start

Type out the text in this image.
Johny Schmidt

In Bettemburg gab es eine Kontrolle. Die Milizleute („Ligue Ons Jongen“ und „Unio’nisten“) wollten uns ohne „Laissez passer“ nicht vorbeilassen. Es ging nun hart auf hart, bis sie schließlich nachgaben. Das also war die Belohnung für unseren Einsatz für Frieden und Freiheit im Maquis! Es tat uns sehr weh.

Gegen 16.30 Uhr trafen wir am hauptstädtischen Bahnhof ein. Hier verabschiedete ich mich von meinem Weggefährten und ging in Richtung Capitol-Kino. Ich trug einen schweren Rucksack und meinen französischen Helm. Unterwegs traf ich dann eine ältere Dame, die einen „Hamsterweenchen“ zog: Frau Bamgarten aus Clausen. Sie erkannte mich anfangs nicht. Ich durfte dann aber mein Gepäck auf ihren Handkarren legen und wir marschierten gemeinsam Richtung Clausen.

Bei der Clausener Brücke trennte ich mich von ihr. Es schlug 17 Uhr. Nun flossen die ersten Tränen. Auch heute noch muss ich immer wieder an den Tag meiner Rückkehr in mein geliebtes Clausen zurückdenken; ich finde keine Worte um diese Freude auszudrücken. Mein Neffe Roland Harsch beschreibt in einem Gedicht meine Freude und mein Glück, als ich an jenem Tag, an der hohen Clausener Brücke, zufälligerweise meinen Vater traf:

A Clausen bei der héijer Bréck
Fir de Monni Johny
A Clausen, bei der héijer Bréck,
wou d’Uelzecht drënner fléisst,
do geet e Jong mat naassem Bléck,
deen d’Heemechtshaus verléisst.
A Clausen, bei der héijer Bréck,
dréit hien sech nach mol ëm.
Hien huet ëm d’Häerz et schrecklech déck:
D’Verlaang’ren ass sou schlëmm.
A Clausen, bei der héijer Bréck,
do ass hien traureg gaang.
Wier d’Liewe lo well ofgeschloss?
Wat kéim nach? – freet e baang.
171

end

REQUIREMENTS:
Repeat the records above exactly, from the first line to the last.

WRITTEN SOLUTION:
Type out the text in this image.
Johny Schmidt

In Bettemburg gab es eine Kontrolle. Die Milizleute („Ligue Ons Jongen“ und „Unio’nisten“) wollten uns ohne „Laissez passer“ nicht vorbeilassen. Es ging nun hart auf hart, bis sie schließlich nachgaben. Das also war die Belohnung für unseren Einsatz für Frieden und Freiheit im Maquis! Es tat uns sehr weh.

Gegen 16.30 Uhr trafen wir am hauptstädtischen Bahnhof ein. Hier verabschiedete ich mich von meinem Weggefährten und ging in Richtung Capitol-Kino. Ich trug einen schweren Rucksack und meinen französischen Helm. Unterwegs traf ich dann eine ältere Dame, die einen „Hamsterweenchen“ zog: Frau Bamgarten aus Clausen. Sie erkannte mich anfangs nicht. Ich durfte dann aber mein Gepäck auf ihren Handkarren legen und wir marschierten gemeinsam Richtung Clausen.

Bei der Clausener Brücke trennte ich mich von ihr. Es schlug 17 Uhr. Nun flossen die ersten Tränen. Auch heute noch muss ich immer wieder an den Tag meiner Rückkehr in mein geliebtes Clausen zurückdenken; ich finde keine Worte um diese Freude auszudrücken. Mein Neffe Roland Harsch beschreibt in einem Gedicht meine Freude und mein Glück, als ich an jenem Tag, an der hohen Clausener Brücke, zufälligerweise meinen Vater traf:

A Clausen bei der héijer Bréck
Fir de Monni Johny
A Clausen, bei der héijer Bréck,
wou d’Uelzecht drënner fléisst,
do geet e Jong mat naassem Bléck,
deen d’Heemechtshaus verléisst.
A Clausen, bei der héijer Bréck,
dréit hien sech nach mol ëm.
Hien huet ëm d’Häerz et schrecklech déck:
D’Verlaang’ren ass sou schlëmm.
A Clausen, bei der héijer Bréck,
do ass hien traureg gaang.
Wier d’Liewe lo well ofgeschloss?
Wat kéim nach? – freet e baang.
171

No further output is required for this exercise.